PROBLEM TO WORK ON —
Identify the lines that contain the string "this" and copy all of them.

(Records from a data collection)
-*-

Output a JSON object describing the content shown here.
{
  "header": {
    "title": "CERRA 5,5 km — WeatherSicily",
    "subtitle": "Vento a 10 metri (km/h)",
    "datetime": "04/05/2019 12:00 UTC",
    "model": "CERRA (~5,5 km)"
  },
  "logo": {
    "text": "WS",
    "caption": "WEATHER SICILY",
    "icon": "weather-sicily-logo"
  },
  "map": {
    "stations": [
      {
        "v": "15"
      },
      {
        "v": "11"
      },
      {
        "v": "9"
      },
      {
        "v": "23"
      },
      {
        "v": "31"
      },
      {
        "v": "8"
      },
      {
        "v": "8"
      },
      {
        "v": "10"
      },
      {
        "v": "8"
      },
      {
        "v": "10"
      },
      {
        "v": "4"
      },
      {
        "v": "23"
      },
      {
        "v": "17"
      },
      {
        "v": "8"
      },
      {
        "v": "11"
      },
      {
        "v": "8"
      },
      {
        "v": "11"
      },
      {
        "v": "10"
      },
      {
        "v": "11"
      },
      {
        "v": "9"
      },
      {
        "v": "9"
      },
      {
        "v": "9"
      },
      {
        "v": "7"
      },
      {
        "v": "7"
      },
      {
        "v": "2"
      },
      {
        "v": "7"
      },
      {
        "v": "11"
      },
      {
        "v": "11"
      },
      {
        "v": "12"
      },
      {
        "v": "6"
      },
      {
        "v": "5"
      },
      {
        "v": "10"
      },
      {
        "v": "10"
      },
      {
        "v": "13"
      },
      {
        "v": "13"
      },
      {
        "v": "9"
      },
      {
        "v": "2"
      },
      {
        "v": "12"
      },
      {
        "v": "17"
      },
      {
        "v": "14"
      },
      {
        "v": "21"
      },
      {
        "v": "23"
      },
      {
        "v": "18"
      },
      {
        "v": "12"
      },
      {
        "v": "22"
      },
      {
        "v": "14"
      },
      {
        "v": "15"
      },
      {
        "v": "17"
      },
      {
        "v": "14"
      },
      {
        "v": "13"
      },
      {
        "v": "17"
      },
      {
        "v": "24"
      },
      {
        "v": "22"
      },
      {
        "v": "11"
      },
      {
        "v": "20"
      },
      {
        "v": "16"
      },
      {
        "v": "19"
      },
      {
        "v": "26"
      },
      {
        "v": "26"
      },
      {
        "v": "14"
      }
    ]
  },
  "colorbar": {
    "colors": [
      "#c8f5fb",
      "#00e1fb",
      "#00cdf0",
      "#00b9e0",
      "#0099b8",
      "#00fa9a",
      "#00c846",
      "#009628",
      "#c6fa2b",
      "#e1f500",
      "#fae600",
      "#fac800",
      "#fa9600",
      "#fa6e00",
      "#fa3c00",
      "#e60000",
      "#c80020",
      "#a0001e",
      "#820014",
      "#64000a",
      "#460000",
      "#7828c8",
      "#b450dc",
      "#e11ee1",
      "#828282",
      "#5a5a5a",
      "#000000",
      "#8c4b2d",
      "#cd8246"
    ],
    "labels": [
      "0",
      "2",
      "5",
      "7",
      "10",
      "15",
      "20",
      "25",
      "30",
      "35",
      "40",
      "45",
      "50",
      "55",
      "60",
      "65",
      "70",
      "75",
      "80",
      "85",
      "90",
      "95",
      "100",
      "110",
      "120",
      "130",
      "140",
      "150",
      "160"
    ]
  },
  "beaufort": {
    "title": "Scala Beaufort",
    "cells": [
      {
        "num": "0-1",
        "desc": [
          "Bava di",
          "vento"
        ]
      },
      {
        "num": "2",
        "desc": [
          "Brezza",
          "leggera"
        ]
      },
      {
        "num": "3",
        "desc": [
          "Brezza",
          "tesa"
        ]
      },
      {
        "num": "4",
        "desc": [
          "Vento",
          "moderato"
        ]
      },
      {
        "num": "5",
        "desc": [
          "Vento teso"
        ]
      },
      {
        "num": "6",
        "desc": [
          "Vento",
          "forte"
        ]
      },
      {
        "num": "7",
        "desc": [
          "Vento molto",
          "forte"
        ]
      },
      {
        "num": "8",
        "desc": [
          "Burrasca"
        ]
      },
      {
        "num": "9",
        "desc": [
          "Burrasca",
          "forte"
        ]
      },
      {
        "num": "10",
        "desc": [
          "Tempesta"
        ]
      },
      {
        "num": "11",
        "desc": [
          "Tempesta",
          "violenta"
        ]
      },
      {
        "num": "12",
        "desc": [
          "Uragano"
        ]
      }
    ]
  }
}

-*-

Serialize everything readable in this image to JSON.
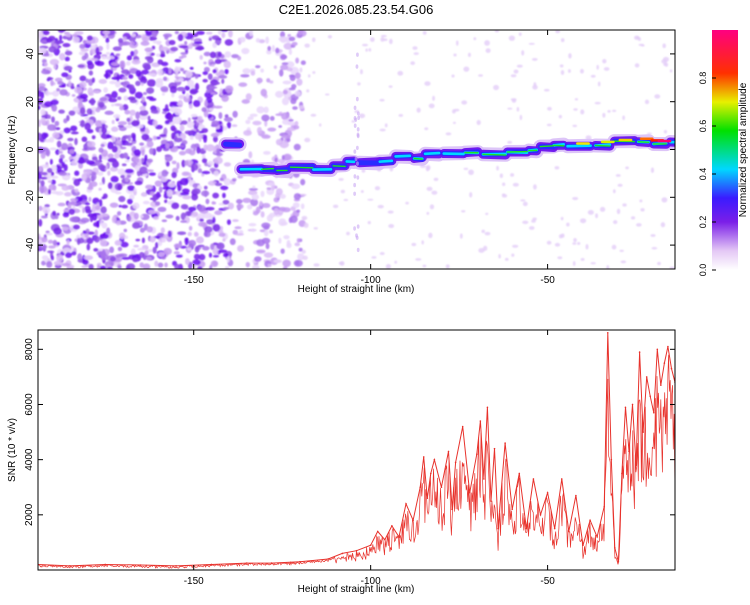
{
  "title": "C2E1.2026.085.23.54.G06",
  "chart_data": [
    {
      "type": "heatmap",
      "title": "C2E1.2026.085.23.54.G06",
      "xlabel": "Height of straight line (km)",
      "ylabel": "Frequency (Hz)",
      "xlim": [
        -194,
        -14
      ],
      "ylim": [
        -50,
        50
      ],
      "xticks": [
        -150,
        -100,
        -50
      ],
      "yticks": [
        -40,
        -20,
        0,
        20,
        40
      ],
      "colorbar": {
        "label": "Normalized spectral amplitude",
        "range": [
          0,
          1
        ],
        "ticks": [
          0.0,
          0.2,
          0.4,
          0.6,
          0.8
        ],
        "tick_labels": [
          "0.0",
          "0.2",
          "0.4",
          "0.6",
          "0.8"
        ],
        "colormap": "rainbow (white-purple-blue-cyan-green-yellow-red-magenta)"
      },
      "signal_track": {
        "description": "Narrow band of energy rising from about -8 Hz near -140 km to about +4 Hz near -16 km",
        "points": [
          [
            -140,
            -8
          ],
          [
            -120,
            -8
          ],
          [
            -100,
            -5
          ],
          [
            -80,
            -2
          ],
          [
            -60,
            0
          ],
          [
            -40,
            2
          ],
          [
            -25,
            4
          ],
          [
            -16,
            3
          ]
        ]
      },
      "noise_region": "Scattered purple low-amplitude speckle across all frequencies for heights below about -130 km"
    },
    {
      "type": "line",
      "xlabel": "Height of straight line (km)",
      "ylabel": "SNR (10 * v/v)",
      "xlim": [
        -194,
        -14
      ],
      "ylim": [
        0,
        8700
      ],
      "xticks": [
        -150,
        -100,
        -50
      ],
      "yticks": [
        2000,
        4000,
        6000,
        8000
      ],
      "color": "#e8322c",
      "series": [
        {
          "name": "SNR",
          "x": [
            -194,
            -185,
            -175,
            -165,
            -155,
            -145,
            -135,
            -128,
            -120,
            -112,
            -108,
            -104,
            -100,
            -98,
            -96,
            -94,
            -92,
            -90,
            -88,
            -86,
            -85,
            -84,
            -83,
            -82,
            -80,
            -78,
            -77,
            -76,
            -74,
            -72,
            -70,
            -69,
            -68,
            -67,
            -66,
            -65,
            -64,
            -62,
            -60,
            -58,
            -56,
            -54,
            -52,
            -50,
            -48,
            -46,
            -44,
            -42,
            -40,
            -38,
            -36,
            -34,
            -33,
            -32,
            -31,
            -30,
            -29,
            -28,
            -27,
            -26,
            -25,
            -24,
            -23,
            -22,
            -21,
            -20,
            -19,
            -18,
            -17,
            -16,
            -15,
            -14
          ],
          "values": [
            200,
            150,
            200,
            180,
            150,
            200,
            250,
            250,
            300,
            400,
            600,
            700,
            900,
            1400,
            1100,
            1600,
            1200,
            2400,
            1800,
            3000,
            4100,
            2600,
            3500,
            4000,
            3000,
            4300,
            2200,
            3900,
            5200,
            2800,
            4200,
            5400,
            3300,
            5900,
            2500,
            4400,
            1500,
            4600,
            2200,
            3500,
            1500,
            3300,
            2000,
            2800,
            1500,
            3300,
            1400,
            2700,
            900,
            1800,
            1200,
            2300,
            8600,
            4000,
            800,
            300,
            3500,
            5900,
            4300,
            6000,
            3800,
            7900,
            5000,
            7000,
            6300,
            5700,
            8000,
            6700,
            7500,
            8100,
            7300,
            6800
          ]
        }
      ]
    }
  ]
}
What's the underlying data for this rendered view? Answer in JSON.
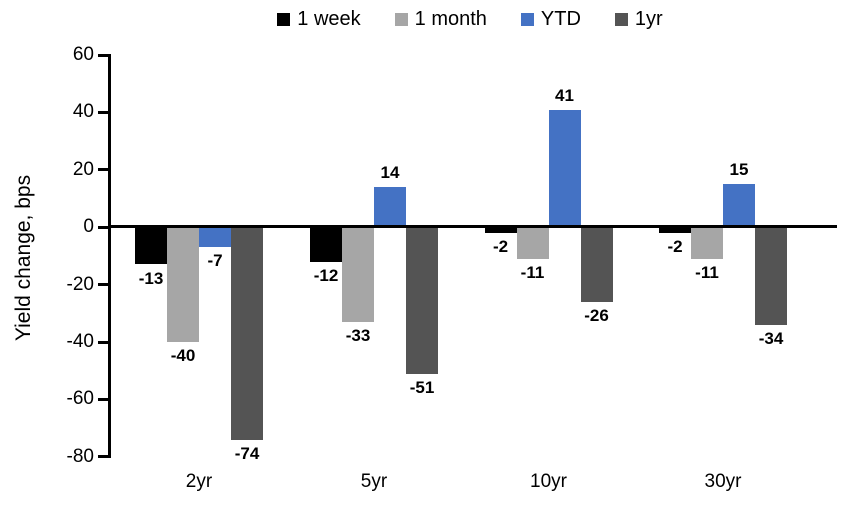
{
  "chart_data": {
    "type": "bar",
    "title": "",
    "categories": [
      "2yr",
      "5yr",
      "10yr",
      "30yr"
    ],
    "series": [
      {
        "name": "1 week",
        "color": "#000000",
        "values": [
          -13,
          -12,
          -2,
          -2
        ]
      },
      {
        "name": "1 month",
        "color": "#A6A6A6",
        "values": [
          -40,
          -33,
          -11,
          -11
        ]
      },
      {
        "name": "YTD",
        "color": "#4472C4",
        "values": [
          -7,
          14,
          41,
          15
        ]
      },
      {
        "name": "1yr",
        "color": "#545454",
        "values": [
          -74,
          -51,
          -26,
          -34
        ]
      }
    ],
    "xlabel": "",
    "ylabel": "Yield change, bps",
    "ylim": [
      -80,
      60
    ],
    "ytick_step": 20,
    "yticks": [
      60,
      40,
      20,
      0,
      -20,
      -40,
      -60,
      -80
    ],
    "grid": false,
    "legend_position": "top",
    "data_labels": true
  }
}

-*-

COMPLETE ANSWER —
Serialize everything readable in this image to JSON.
What's the underlying data for this rendered view? Answer in JSON.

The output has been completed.